-- begin Available records --
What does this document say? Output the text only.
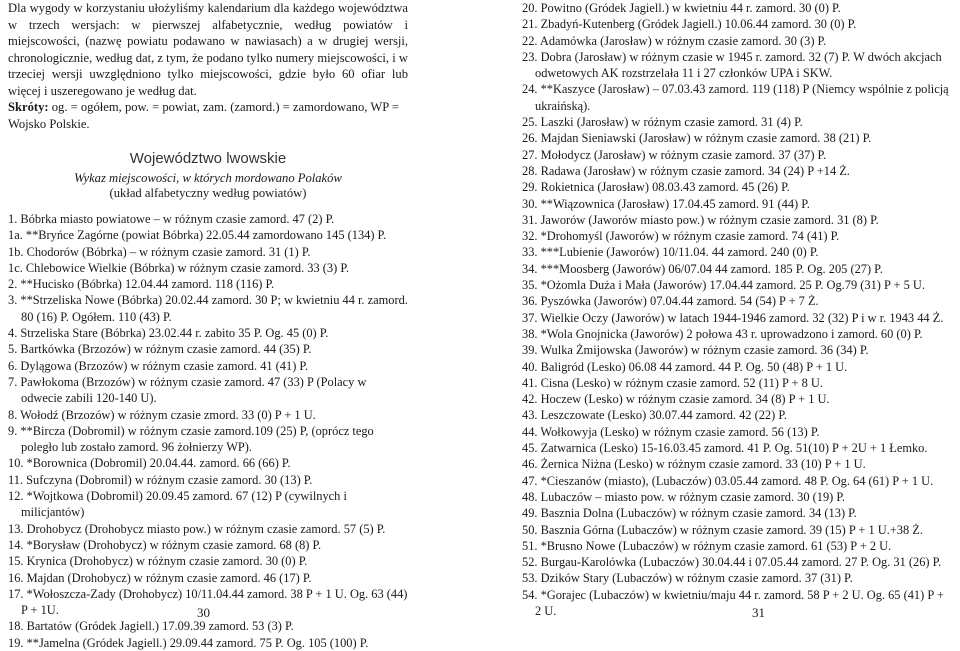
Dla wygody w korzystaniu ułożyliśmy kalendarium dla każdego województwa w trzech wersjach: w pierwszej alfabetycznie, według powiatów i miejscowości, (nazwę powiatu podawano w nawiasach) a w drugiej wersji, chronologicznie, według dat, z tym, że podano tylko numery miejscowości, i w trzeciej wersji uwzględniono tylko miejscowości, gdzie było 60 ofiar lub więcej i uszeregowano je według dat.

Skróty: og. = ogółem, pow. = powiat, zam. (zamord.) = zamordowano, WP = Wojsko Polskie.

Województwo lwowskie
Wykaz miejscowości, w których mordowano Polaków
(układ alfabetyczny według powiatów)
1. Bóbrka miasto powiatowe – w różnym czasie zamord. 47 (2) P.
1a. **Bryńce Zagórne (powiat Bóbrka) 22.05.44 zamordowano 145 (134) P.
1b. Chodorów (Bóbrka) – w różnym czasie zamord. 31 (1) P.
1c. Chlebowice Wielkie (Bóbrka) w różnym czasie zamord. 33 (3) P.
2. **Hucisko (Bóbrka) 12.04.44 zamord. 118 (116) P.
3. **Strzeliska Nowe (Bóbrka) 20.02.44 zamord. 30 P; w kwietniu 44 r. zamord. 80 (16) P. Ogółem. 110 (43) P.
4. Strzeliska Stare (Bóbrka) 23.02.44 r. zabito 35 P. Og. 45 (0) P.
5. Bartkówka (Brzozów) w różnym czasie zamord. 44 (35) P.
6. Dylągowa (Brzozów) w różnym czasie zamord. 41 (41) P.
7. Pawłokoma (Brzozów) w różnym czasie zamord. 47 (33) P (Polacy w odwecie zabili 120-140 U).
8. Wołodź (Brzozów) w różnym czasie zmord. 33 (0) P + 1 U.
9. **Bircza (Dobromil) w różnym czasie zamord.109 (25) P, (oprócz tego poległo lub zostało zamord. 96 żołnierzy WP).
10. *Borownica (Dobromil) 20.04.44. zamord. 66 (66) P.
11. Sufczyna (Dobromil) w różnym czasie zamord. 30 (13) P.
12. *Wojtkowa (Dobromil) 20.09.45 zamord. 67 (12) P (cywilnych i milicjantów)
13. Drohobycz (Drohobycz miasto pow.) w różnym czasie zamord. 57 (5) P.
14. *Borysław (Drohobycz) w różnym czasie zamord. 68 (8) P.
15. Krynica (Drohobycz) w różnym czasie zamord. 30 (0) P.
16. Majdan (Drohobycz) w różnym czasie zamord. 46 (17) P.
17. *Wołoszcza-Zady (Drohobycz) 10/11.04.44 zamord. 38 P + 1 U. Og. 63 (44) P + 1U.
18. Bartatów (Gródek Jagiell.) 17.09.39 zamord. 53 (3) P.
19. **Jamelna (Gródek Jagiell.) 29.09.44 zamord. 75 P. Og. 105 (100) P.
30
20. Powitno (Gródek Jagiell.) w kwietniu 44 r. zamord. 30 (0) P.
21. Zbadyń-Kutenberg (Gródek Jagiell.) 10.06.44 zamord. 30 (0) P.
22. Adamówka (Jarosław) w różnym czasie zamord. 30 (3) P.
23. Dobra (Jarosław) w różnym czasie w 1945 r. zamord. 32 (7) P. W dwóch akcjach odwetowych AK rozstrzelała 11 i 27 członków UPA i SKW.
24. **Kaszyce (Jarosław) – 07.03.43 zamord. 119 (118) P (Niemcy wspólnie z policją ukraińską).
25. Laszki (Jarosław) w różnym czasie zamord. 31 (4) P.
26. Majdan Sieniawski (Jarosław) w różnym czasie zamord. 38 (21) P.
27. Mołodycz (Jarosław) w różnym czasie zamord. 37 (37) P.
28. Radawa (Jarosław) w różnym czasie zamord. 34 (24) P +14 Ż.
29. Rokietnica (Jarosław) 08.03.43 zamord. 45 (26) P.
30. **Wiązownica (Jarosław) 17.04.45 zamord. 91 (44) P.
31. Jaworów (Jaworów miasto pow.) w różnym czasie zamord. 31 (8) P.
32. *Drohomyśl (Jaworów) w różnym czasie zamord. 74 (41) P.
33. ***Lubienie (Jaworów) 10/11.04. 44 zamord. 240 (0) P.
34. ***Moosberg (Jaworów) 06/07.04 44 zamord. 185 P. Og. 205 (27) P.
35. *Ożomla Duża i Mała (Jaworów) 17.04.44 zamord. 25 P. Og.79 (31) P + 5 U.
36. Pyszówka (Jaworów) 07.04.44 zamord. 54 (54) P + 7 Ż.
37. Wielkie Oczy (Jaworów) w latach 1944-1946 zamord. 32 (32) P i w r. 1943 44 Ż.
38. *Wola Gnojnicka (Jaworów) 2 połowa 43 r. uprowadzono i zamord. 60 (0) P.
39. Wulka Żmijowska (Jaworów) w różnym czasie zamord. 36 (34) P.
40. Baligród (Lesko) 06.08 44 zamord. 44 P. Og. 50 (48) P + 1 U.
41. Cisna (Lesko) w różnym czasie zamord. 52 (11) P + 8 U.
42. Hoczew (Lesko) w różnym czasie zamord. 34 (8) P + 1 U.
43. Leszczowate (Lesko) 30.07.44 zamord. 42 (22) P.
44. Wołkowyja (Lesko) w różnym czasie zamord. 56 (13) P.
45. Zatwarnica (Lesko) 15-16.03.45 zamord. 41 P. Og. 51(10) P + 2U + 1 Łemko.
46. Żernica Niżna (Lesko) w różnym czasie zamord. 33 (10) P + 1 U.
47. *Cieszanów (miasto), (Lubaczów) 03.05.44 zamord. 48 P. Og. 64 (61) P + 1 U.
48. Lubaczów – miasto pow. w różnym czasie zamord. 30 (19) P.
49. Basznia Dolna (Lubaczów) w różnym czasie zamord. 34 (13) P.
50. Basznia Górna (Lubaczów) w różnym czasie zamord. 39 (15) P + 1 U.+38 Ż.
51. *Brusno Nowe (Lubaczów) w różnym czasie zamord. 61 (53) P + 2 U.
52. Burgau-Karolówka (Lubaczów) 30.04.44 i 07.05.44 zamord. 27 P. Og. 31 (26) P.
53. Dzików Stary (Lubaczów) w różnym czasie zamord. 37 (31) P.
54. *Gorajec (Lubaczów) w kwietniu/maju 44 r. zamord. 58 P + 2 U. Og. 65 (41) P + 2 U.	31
-- end Available records --
Repeat each line of the records above exactly, but do not copy the pictures.

What does this document say? Output the text only.
Dla wygody w korzystaniu ułożyliśmy kalendarium dla każdego województwa w trzech wersjach: w pierwszej alfabetycznie, według powiatów i miejscowości, (nazwę powiatu podawano w nawiasach) a w drugiej wersji, chronologicznie, według dat, z tym, że podano tylko numery miejscowości, i w trzeciej wersji uwzględniono tylko miejscowości, gdzie było 60 ofiar lub więcej i uszeregowano je według dat.

Skróty: og. = ogółem, pow. = powiat, zam. (zamord.) = zamordowano, WP = Wojsko Polskie.

Województwo lwowskie
Wykaz miejscowości, w których mordowano Polaków
(układ alfabetyczny według powiatów)
1. Bóbrka miasto powiatowe – w różnym czasie zamord. 47 (2) P.
1a. **Bryńce Zagórne (powiat Bóbrka) 22.05.44 zamordowano 145 (134) P.
1b. Chodorów (Bóbrka) – w różnym czasie zamord. 31 (1) P.
1c. Chlebowice Wielkie (Bóbrka) w różnym czasie zamord. 33 (3) P.
2. **Hucisko (Bóbrka) 12.04.44 zamord. 118 (116) P.
3. **Strzeliska Nowe (Bóbrka) 20.02.44 zamord. 30 P; w kwietniu 44 r. zamord. 80 (16) P. Ogółem. 110 (43) P.
4. Strzeliska Stare (Bóbrka) 23.02.44 r. zabito 35 P. Og. 45 (0) P.
5. Bartkówka (Brzozów) w różnym czasie zamord. 44 (35) P.
6. Dylągowa (Brzozów) w różnym czasie zamord. 41 (41) P.
7. Pawłokoma (Brzozów) w różnym czasie zamord. 47 (33) P (Polacy w odwecie zabili 120-140 U).
8. Wołodź (Brzozów) w różnym czasie zmord. 33 (0) P + 1 U.
9. **Bircza (Dobromil) w różnym czasie zamord.109 (25) P, (oprócz tego poległo lub zostało zamord. 96 żołnierzy WP).
10. *Borownica (Dobromil) 20.04.44. zamord. 66 (66) P.
11. Sufczyna (Dobromil) w różnym czasie zamord. 30 (13) P.
12. *Wojtkowa (Dobromil) 20.09.45 zamord. 67 (12) P (cywilnych i milicjantów)
13. Drohobycz (Drohobycz miasto pow.) w różnym czasie zamord. 57 (5) P.
14. *Borysław (Drohobycz) w różnym czasie zamord. 68 (8) P.
15. Krynica (Drohobycz) w różnym czasie zamord. 30 (0) P.
16. Majdan (Drohobycz) w różnym czasie zamord. 46 (17) P.
17. *Wołoszcza-Zady (Drohobycz) 10/11.04.44 zamord. 38 P + 1 U. Og. 63 (44) P + 1U.
18. Bartatów (Gródek Jagiell.) 17.09.39 zamord. 53 (3) P.
19. **Jamelna (Gródek Jagiell.) 29.09.44 zamord. 75 P. Og. 105 (100) P.
30
20. Powitno (Gródek Jagiell.) w kwietniu 44 r. zamord. 30 (0) P.
21. Zbadyń-Kutenberg (Gródek Jagiell.) 10.06.44 zamord. 30 (0) P.
22. Adamówka (Jarosław) w różnym czasie zamord. 30 (3) P.
23. Dobra (Jarosław) w różnym czasie w 1945 r. zamord. 32 (7) P. W dwóch akcjach odwetowych AK rozstrzelała 11 i 27 członków UPA i SKW.
24. **Kaszyce (Jarosław) – 07.03.43 zamord. 119 (118) P (Niemcy wspólnie z policją ukraińską).
25. Laszki (Jarosław) w różnym czasie zamord. 31 (4) P.
26. Majdan Sieniawski (Jarosław) w różnym czasie zamord. 38 (21) P.
27. Mołodycz (Jarosław) w różnym czasie zamord. 37 (37) P.
28. Radawa (Jarosław) w różnym czasie zamord. 34 (24) P +14 Ż.
29. Rokietnica (Jarosław) 08.03.43 zamord. 45 (26) P.
30. **Wiązownica (Jarosław) 17.04.45 zamord. 91 (44) P.
31. Jaworów (Jaworów miasto pow.) w różnym czasie zamord. 31 (8) P.
32. *Drohomyśl (Jaworów) w różnym czasie zamord. 74 (41) P.
33. ***Lubienie (Jaworów) 10/11.04. 44 zamord. 240 (0) P.
34. ***Moosberg (Jaworów) 06/07.04 44 zamord. 185 P. Og. 205 (27) P.
35. *Ożomla Duża i Mała (Jaworów) 17.04.44 zamord. 25 P. Og.79 (31) P + 5 U.
36. Pyszówka (Jaworów) 07.04.44 zamord. 54 (54) P + 7 Ż.
37. Wielkie Oczy (Jaworów) w latach 1944-1946 zamord. 32 (32) P i w r. 1943 44 Ż.
38. *Wola Gnojnicka (Jaworów) 2 połowa 43 r. uprowadzono i zamord. 60 (0) P.
39. Wulka Żmijowska (Jaworów) w różnym czasie zamord. 36 (34) P.
40. Baligród (Lesko) 06.08 44 zamord. 44 P. Og. 50 (48) P + 1 U.
41. Cisna (Lesko) w różnym czasie zamord. 52 (11) P + 8 U.
42. Hoczew (Lesko) w różnym czasie zamord. 34 (8) P + 1 U.
43. Leszczowate (Lesko) 30.07.44 zamord. 42 (22) P.
44. Wołkowyja (Lesko) w różnym czasie zamord. 56 (13) P.
45. Zatwarnica (Lesko) 15-16.03.45 zamord. 41 P. Og. 51(10) P + 2U + 1 Łemko.
46. Żernica Niżna (Lesko) w różnym czasie zamord. 33 (10) P + 1 U.
47. *Cieszanów (miasto), (Lubaczów) 03.05.44 zamord. 48 P. Og. 64 (61) P + 1 U.
48. Lubaczów – miasto pow. w różnym czasie zamord. 30 (19) P.
49. Basznia Dolna (Lubaczów) w różnym czasie zamord. 34 (13) P.
50. Basznia Górna (Lubaczów) w różnym czasie zamord. 39 (15) P + 1 U.+38 Ż.
51. *Brusno Nowe (Lubaczów) w różnym czasie zamord. 61 (53) P + 2 U.
52. Burgau-Karolówka (Lubaczów) 30.04.44 i 07.05.44 zamord. 27 P. Og. 31 (26) P.
53. Dzików Stary (Lubaczów) w różnym czasie zamord. 37 (31) P.
54. *Gorajec (Lubaczów) w kwietniu/maju 44 r. zamord. 58 P + 2 U. Og. 65 (41) P + 2 U.	31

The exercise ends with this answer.